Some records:
□ □ □ □ □

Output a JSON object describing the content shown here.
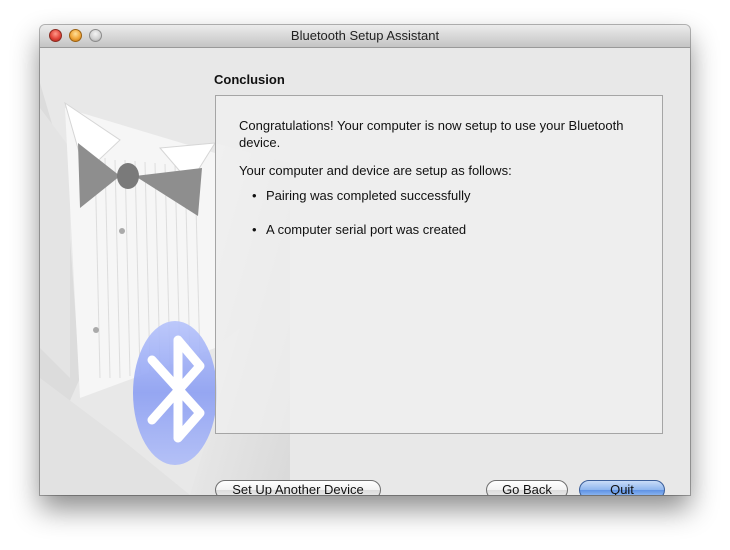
{
  "window": {
    "title": "Bluetooth Setup Assistant"
  },
  "section": {
    "heading": "Conclusion"
  },
  "panel": {
    "message": "Congratulations! Your computer is now setup to use your Bluetooth device.",
    "intro": "Your computer and device are setup as follows:",
    "bullets": [
      "Pairing was completed successfully",
      "A computer serial port was created"
    ],
    "bullet_glyph": "•"
  },
  "buttons": {
    "setup_another": "Set Up Another Device",
    "go_back": "Go Back",
    "quit": "Quit"
  },
  "icons": {
    "close": "close-window-icon",
    "minimize": "minimize-window-icon",
    "zoom": "zoom-window-icon",
    "artwork": "tuxedo-bluetooth-artwork"
  },
  "colors": {
    "bluetooth_logo": "#7a8ff0",
    "default_button": "#5f92e4"
  }
}
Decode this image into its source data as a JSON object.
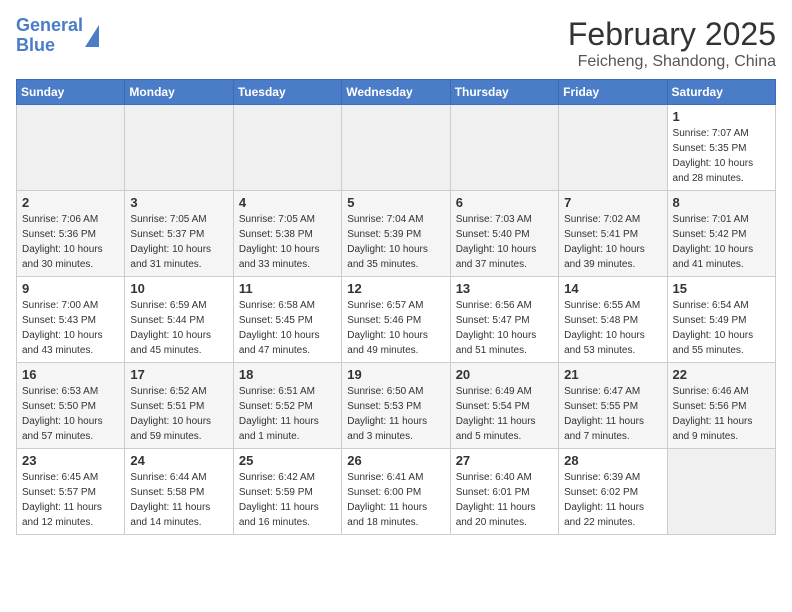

□ □ □ □ □

The task:
Can the entries above be repeated exactly, without their pictures?

Reply to the exercise:
Output a JSON object describing the content shown here.
{
  "window": {
    "title": "Bluetooth Setup Assistant"
  },
  "section": {
    "heading": "Conclusion"
  },
  "panel": {
    "message": "Congratulations! Your computer is now setup to use your Bluetooth device.",
    "intro": "Your computer and device are setup as follows:",
    "bullets": [
      "Pairing was completed successfully",
      "A computer serial port was created"
    ],
    "bullet_glyph": "•"
  },
  "buttons": {
    "setup_another": "Set Up Another Device",
    "go_back": "Go Back",
    "quit": "Quit"
  },
  "icons": {
    "close": "close-window-icon",
    "minimize": "minimize-window-icon",
    "zoom": "zoom-window-icon",
    "artwork": "tuxedo-bluetooth-artwork"
  },
  "colors": {
    "bluetooth_logo": "#7a8ff0",
    "default_button": "#5f92e4"
  }
}
Decode this image into its source data as a JSON object.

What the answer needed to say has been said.